__WORK TO BE COMPLETED__. Write out the records below word for word, please.

__ENTRIES SUPPLIED__.
———

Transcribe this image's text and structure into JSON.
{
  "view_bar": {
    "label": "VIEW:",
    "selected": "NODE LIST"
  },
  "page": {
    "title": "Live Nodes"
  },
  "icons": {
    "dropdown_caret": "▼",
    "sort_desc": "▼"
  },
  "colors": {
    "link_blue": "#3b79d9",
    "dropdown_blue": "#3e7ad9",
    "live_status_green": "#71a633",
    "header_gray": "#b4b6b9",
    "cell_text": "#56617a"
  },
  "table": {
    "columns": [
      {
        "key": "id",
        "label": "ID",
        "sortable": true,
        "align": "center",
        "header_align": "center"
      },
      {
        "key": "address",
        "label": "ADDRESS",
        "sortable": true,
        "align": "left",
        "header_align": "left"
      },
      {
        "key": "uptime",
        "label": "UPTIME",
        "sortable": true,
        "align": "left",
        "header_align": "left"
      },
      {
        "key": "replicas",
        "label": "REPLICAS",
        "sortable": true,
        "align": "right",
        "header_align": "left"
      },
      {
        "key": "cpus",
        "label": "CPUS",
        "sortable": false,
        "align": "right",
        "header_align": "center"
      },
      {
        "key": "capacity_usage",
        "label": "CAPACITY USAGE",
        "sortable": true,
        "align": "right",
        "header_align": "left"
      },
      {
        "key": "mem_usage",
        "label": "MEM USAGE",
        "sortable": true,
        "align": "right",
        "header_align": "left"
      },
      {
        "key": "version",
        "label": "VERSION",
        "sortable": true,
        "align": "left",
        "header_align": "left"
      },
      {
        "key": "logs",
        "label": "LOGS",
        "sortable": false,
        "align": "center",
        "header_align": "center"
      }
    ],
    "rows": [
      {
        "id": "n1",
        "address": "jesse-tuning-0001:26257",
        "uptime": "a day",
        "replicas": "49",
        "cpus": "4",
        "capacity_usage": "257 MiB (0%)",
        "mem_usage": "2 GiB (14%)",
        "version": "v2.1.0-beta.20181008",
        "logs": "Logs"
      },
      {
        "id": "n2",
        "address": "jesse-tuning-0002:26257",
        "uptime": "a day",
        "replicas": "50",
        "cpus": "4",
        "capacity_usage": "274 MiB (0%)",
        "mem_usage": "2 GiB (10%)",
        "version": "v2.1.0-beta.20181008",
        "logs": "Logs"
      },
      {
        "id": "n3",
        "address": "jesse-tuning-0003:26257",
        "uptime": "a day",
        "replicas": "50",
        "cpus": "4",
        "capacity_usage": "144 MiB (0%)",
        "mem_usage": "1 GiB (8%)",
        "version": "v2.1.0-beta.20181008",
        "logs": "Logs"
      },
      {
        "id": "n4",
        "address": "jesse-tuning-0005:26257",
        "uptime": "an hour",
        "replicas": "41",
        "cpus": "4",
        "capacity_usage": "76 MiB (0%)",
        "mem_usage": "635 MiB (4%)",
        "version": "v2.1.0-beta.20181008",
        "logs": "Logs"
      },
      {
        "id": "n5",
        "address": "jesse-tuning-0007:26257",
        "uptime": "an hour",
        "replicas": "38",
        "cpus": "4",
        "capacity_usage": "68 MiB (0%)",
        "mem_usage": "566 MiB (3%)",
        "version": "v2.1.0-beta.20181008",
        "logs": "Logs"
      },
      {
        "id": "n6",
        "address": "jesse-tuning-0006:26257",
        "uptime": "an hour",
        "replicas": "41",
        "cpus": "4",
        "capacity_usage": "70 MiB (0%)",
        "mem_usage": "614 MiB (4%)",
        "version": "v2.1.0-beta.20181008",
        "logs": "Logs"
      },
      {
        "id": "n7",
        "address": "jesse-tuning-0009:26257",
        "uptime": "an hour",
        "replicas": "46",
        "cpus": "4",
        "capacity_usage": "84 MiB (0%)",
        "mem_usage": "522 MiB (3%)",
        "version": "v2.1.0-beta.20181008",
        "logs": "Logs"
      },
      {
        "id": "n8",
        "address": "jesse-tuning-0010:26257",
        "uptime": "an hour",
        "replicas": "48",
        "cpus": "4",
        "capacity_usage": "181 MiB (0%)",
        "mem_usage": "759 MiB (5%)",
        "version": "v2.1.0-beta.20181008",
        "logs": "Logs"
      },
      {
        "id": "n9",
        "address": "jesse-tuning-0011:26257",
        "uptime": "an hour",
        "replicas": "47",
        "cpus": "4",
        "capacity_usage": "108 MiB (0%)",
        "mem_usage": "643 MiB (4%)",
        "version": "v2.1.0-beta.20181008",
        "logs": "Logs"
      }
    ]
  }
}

———

__EXERCISE RESULT__.
Transcribe this image's text and structure into JSON.
{
  "view_bar": {
    "label": "VIEW:",
    "selected": "NODE LIST"
  },
  "page": {
    "title": "Live Nodes"
  },
  "icons": {
    "dropdown_caret": "▼",
    "sort_desc": "▼"
  },
  "colors": {
    "link_blue": "#3b79d9",
    "dropdown_blue": "#3e7ad9",
    "live_status_green": "#71a633",
    "header_gray": "#b4b6b9",
    "cell_text": "#56617a"
  },
  "table": {
    "columns": [
      {
        "key": "id",
        "label": "ID",
        "sortable": true,
        "align": "center",
        "header_align": "center"
      },
      {
        "key": "address",
        "label": "ADDRESS",
        "sortable": true,
        "align": "left",
        "header_align": "left"
      },
      {
        "key": "uptime",
        "label": "UPTIME",
        "sortable": true,
        "align": "left",
        "header_align": "left"
      },
      {
        "key": "replicas",
        "label": "REPLICAS",
        "sortable": true,
        "align": "right",
        "header_align": "left"
      },
      {
        "key": "cpus",
        "label": "CPUS",
        "sortable": false,
        "align": "right",
        "header_align": "center"
      },
      {
        "key": "capacity_usage",
        "label": "CAPACITY USAGE",
        "sortable": true,
        "align": "right",
        "header_align": "left"
      },
      {
        "key": "mem_usage",
        "label": "MEM USAGE",
        "sortable": true,
        "align": "right",
        "header_align": "left"
      },
      {
        "key": "version",
        "label": "VERSION",
        "sortable": true,
        "align": "left",
        "header_align": "left"
      },
      {
        "key": "logs",
        "label": "LOGS",
        "sortable": false,
        "align": "center",
        "header_align": "center"
      }
    ],
    "rows": [
      {
        "id": "n1",
        "address": "jesse-tuning-0001:26257",
        "uptime": "a day",
        "replicas": "49",
        "cpus": "4",
        "capacity_usage": "257 MiB (0%)",
        "mem_usage": "2 GiB (14%)",
        "version": "v2.1.0-beta.20181008",
        "logs": "Logs"
      },
      {
        "id": "n2",
        "address": "jesse-tuning-0002:26257",
        "uptime": "a day",
        "replicas": "50",
        "cpus": "4",
        "capacity_usage": "274 MiB (0%)",
        "mem_usage": "2 GiB (10%)",
        "version": "v2.1.0-beta.20181008",
        "logs": "Logs"
      },
      {
        "id": "n3",
        "address": "jesse-tuning-0003:26257",
        "uptime": "a day",
        "replicas": "50",
        "cpus": "4",
        "capacity_usage": "144 MiB (0%)",
        "mem_usage": "1 GiB (8%)",
        "version": "v2.1.0-beta.20181008",
        "logs": "Logs"
      },
      {
        "id": "n4",
        "address": "jesse-tuning-0005:26257",
        "uptime": "an hour",
        "replicas": "41",
        "cpus": "4",
        "capacity_usage": "76 MiB (0%)",
        "mem_usage": "635 MiB (4%)",
        "version": "v2.1.0-beta.20181008",
        "logs": "Logs"
      },
      {
        "id": "n5",
        "address": "jesse-tuning-0007:26257",
        "uptime": "an hour",
        "replicas": "38",
        "cpus": "4",
        "capacity_usage": "68 MiB (0%)",
        "mem_usage": "566 MiB (3%)",
        "version": "v2.1.0-beta.20181008",
        "logs": "Logs"
      },
      {
        "id": "n6",
        "address": "jesse-tuning-0006:26257",
        "uptime": "an hour",
        "replicas": "41",
        "cpus": "4",
        "capacity_usage": "70 MiB (0%)",
        "mem_usage": "614 MiB (4%)",
        "version": "v2.1.0-beta.20181008",
        "logs": "Logs"
      },
      {
        "id": "n7",
        "address": "jesse-tuning-0009:26257",
        "uptime": "an hour",
        "replicas": "46",
        "cpus": "4",
        "capacity_usage": "84 MiB (0%)",
        "mem_usage": "522 MiB (3%)",
        "version": "v2.1.0-beta.20181008",
        "logs": "Logs"
      },
      {
        "id": "n8",
        "address": "jesse-tuning-0010:26257",
        "uptime": "an hour",
        "replicas": "48",
        "cpus": "4",
        "capacity_usage": "181 MiB (0%)",
        "mem_usage": "759 MiB (5%)",
        "version": "v2.1.0-beta.20181008",
        "logs": "Logs"
      },
      {
        "id": "n9",
        "address": "jesse-tuning-0011:26257",
        "uptime": "an hour",
        "replicas": "47",
        "cpus": "4",
        "capacity_usage": "108 MiB (0%)",
        "mem_usage": "643 MiB (4%)",
        "version": "v2.1.0-beta.20181008",
        "logs": "Logs"
      }
    ]
  }
}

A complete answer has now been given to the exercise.